Exercise prompt:
Repeat the records below exactly.

Data items

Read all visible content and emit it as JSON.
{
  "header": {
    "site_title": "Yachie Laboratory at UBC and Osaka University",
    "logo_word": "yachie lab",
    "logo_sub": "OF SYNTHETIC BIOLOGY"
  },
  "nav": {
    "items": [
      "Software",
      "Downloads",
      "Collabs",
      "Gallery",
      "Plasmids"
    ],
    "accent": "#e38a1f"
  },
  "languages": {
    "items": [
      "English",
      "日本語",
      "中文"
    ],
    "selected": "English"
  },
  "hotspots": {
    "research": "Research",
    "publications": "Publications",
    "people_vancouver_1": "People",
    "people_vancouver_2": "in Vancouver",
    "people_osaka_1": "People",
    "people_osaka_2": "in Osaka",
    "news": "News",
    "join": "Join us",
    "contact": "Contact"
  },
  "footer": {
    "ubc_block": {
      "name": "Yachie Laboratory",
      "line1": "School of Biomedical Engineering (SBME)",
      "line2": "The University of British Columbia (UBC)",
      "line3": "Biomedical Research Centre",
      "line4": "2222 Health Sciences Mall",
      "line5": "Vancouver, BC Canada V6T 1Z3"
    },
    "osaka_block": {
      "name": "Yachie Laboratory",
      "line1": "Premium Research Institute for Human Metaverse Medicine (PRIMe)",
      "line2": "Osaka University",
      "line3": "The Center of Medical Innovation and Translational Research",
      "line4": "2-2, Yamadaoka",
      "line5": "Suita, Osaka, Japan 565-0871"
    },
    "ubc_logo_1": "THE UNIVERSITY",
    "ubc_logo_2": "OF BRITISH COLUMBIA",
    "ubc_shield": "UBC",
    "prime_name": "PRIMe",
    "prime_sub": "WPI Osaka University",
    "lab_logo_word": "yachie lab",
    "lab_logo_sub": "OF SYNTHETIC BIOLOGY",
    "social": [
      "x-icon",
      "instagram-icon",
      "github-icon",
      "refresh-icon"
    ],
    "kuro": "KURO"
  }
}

Solution for this problem:
Read all visible content and emit it as JSON.
{
  "header": {
    "site_title": "Yachie Laboratory at UBC and Osaka University",
    "logo_word": "yachie lab",
    "logo_sub": "OF SYNTHETIC BIOLOGY"
  },
  "nav": {
    "items": [
      "Software",
      "Downloads",
      "Collabs",
      "Gallery",
      "Plasmids"
    ],
    "accent": "#e38a1f"
  },
  "languages": {
    "items": [
      "English",
      "日本語",
      "中文"
    ],
    "selected": "English"
  },
  "hotspots": {
    "research": "Research",
    "publications": "Publications",
    "people_vancouver_1": "People",
    "people_vancouver_2": "in Vancouver",
    "people_osaka_1": "People",
    "people_osaka_2": "in Osaka",
    "news": "News",
    "join": "Join us",
    "contact": "Contact"
  },
  "footer": {
    "ubc_block": {
      "name": "Yachie Laboratory",
      "line1": "School of Biomedical Engineering (SBME)",
      "line2": "The University of British Columbia (UBC)",
      "line3": "Biomedical Research Centre",
      "line4": "2222 Health Sciences Mall",
      "line5": "Vancouver, BC Canada V6T 1Z3"
    },
    "osaka_block": {
      "name": "Yachie Laboratory",
      "line1": "Premium Research Institute for Human Metaverse Medicine (PRIMe)",
      "line2": "Osaka University",
      "line3": "The Center of Medical Innovation and Translational Research",
      "line4": "2-2, Yamadaoka",
      "line5": "Suita, Osaka, Japan 565-0871"
    },
    "ubc_logo_1": "THE UNIVERSITY",
    "ubc_logo_2": "OF BRITISH COLUMBIA",
    "ubc_shield": "UBC",
    "prime_name": "PRIMe",
    "prime_sub": "WPI Osaka University",
    "lab_logo_word": "yachie lab",
    "lab_logo_sub": "OF SYNTHETIC BIOLOGY",
    "social": [
      "x-icon",
      "instagram-icon",
      "github-icon",
      "refresh-icon"
    ],
    "kuro": "KURO"
  }
}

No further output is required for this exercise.